**Information given**
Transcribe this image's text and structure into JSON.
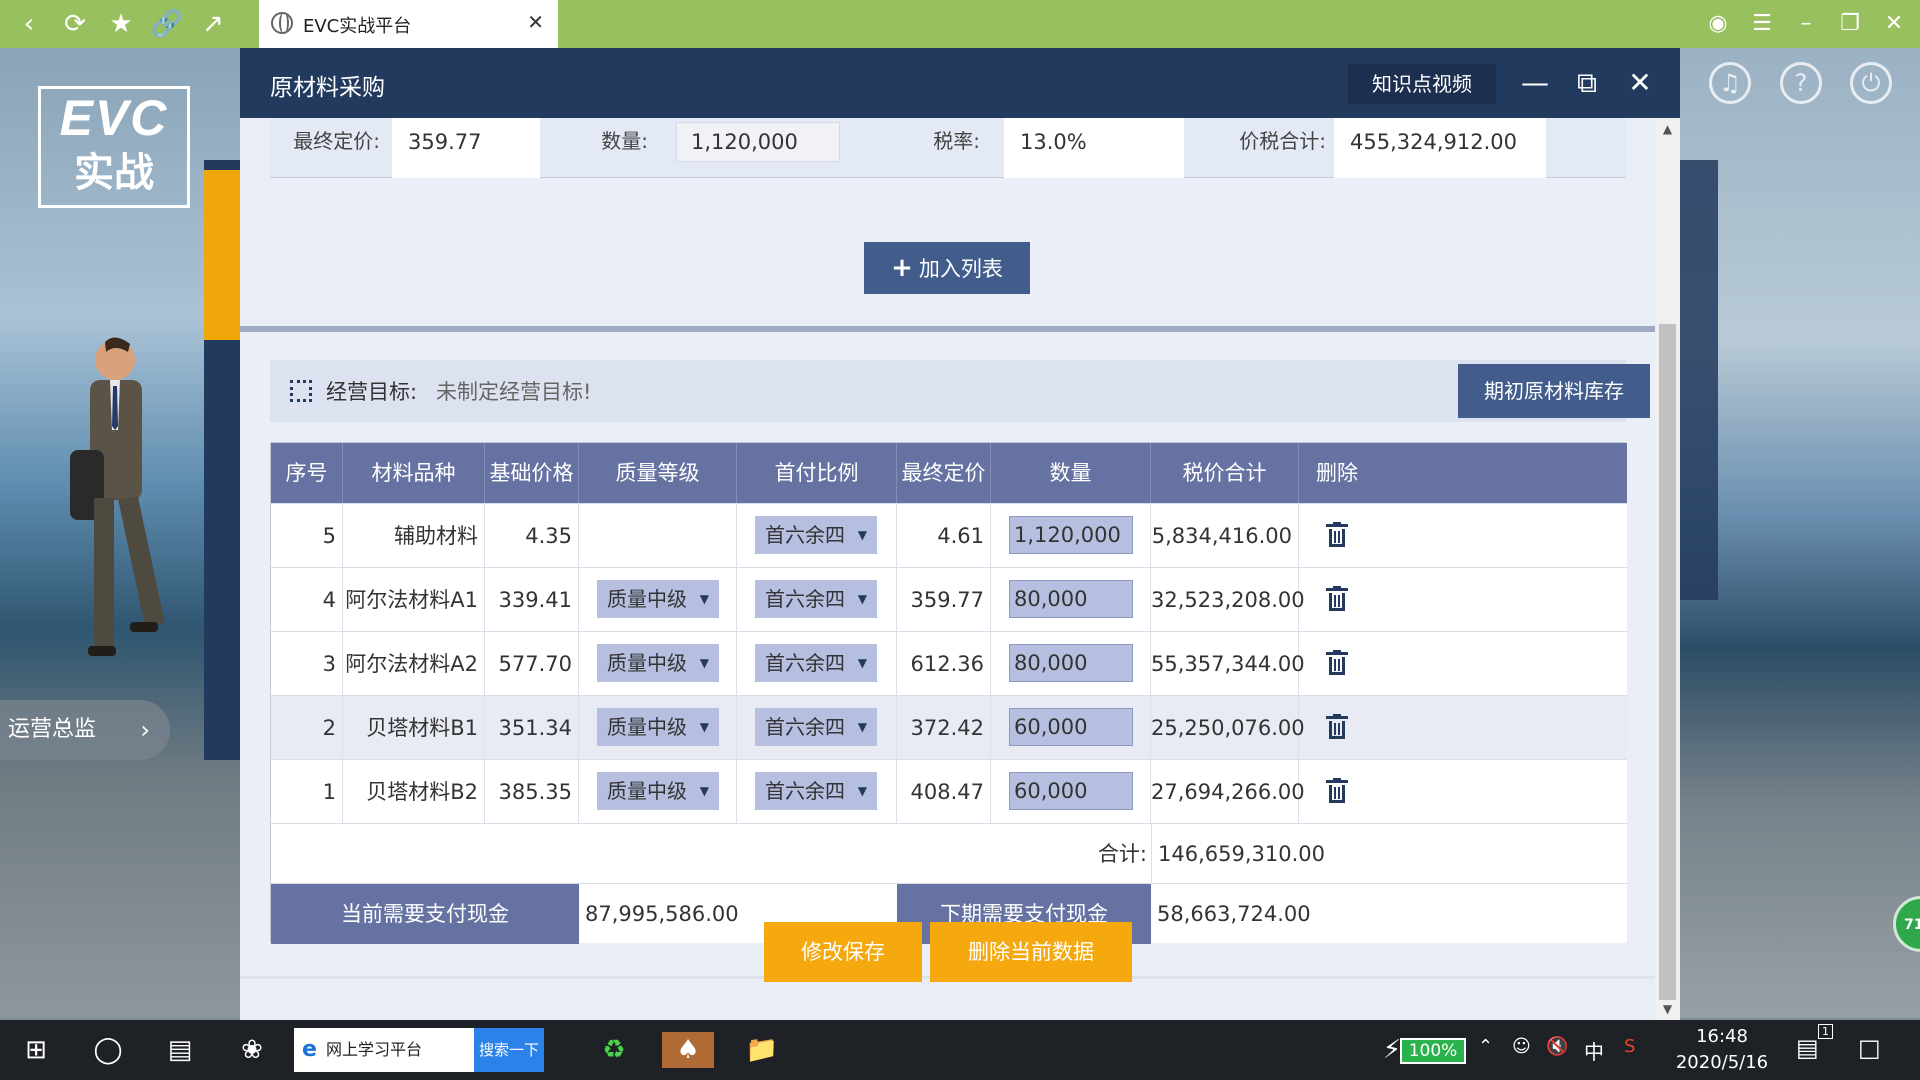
{
  "browser": {
    "tab_title": "EVC实战平台"
  },
  "background": {
    "logo_line1": "EVC",
    "logo_line2": "实战",
    "role_label": "运营总监",
    "badge_text": "71"
  },
  "modal": {
    "title": "原材料采购",
    "video_button": "知识点视频",
    "fields": {
      "final_price_label": "最终定价:",
      "final_price_value": "359.77",
      "quantity_label": "数量:",
      "quantity_value": "1,120,000",
      "tax_rate_label": "税率:",
      "tax_rate_value": "13.0%",
      "total_label": "价税合计:",
      "total_value": "455,324,912.00"
    },
    "add_button": "加入列表",
    "goal_label": "经营目标:",
    "goal_value": "未制定经营目标!",
    "inventory_button": "期初原材料库存",
    "table": {
      "headers": [
        "序号",
        "材料品种",
        "基础价格",
        "质量等级",
        "首付比例",
        "最终定价",
        "数量",
        "税价合计",
        "删除"
      ],
      "rows": [
        {
          "no": "5",
          "material": "辅助材料",
          "base_price": "4.35",
          "quality": "",
          "payment": "首六余四",
          "final_price": "4.61",
          "qty": "1,120,000",
          "total": "5,834,416.00"
        },
        {
          "no": "4",
          "material": "阿尔法材料A1",
          "base_price": "339.41",
          "quality": "质量中级",
          "payment": "首六余四",
          "final_price": "359.77",
          "qty": "80,000",
          "total": "32,523,208.00"
        },
        {
          "no": "3",
          "material": "阿尔法材料A2",
          "base_price": "577.70",
          "quality": "质量中级",
          "payment": "首六余四",
          "final_price": "612.36",
          "qty": "80,000",
          "total": "55,357,344.00"
        },
        {
          "no": "2",
          "material": "贝塔材料B1",
          "base_price": "351.34",
          "quality": "质量中级",
          "payment": "首六余四",
          "final_price": "372.42",
          "qty": "60,000",
          "total": "25,250,076.00"
        },
        {
          "no": "1",
          "material": "贝塔材料B2",
          "base_price": "385.35",
          "quality": "质量中级",
          "payment": "首六余四",
          "final_price": "408.47",
          "qty": "60,000",
          "total": "27,694,266.00"
        }
      ],
      "sum_label": "合计:",
      "sum_value": "146,659,310.00",
      "current_cash_label": "当前需要支付现金",
      "current_cash_value": "87,995,586.00",
      "next_cash_label": "下期需要支付现金",
      "next_cash_value": "58,663,724.00"
    },
    "save_button": "修改保存",
    "delete_button": "删除当前数据"
  },
  "taskbar": {
    "search_text": "网上学习平台",
    "search_button": "搜索一下",
    "battery": "100%",
    "ime": "中",
    "time": "16:48",
    "date": "2020/5/16",
    "notification_count": "1"
  },
  "colors": {
    "browser_bar": "#98c05f",
    "modal_header": "#223a5e",
    "table_header": "#6673a2",
    "orange_button": "#f5a90f",
    "blue_button": "#425d8c"
  }
}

**Task to complete**
Repeat all of the data above word for word, minus the pictures.

**Final answer**
Transcribe this image's text and structure into JSON.
{
  "browser": {
    "tab_title": "EVC实战平台"
  },
  "background": {
    "logo_line1": "EVC",
    "logo_line2": "实战",
    "role_label": "运营总监",
    "badge_text": "71"
  },
  "modal": {
    "title": "原材料采购",
    "video_button": "知识点视频",
    "fields": {
      "final_price_label": "最终定价:",
      "final_price_value": "359.77",
      "quantity_label": "数量:",
      "quantity_value": "1,120,000",
      "tax_rate_label": "税率:",
      "tax_rate_value": "13.0%",
      "total_label": "价税合计:",
      "total_value": "455,324,912.00"
    },
    "add_button": "加入列表",
    "goal_label": "经营目标:",
    "goal_value": "未制定经营目标!",
    "inventory_button": "期初原材料库存",
    "table": {
      "headers": [
        "序号",
        "材料品种",
        "基础价格",
        "质量等级",
        "首付比例",
        "最终定价",
        "数量",
        "税价合计",
        "删除"
      ],
      "rows": [
        {
          "no": "5",
          "material": "辅助材料",
          "base_price": "4.35",
          "quality": "",
          "payment": "首六余四",
          "final_price": "4.61",
          "qty": "1,120,000",
          "total": "5,834,416.00"
        },
        {
          "no": "4",
          "material": "阿尔法材料A1",
          "base_price": "339.41",
          "quality": "质量中级",
          "payment": "首六余四",
          "final_price": "359.77",
          "qty": "80,000",
          "total": "32,523,208.00"
        },
        {
          "no": "3",
          "material": "阿尔法材料A2",
          "base_price": "577.70",
          "quality": "质量中级",
          "payment": "首六余四",
          "final_price": "612.36",
          "qty": "80,000",
          "total": "55,357,344.00"
        },
        {
          "no": "2",
          "material": "贝塔材料B1",
          "base_price": "351.34",
          "quality": "质量中级",
          "payment": "首六余四",
          "final_price": "372.42",
          "qty": "60,000",
          "total": "25,250,076.00"
        },
        {
          "no": "1",
          "material": "贝塔材料B2",
          "base_price": "385.35",
          "quality": "质量中级",
          "payment": "首六余四",
          "final_price": "408.47",
          "qty": "60,000",
          "total": "27,694,266.00"
        }
      ],
      "sum_label": "合计:",
      "sum_value": "146,659,310.00",
      "current_cash_label": "当前需要支付现金",
      "current_cash_value": "87,995,586.00",
      "next_cash_label": "下期需要支付现金",
      "next_cash_value": "58,663,724.00"
    },
    "save_button": "修改保存",
    "delete_button": "删除当前数据"
  },
  "taskbar": {
    "search_text": "网上学习平台",
    "search_button": "搜索一下",
    "battery": "100%",
    "ime": "中",
    "time": "16:48",
    "date": "2020/5/16",
    "notification_count": "1"
  },
  "colors": {
    "browser_bar": "#98c05f",
    "modal_header": "#223a5e",
    "table_header": "#6673a2",
    "orange_button": "#f5a90f",
    "blue_button": "#425d8c"
  }
}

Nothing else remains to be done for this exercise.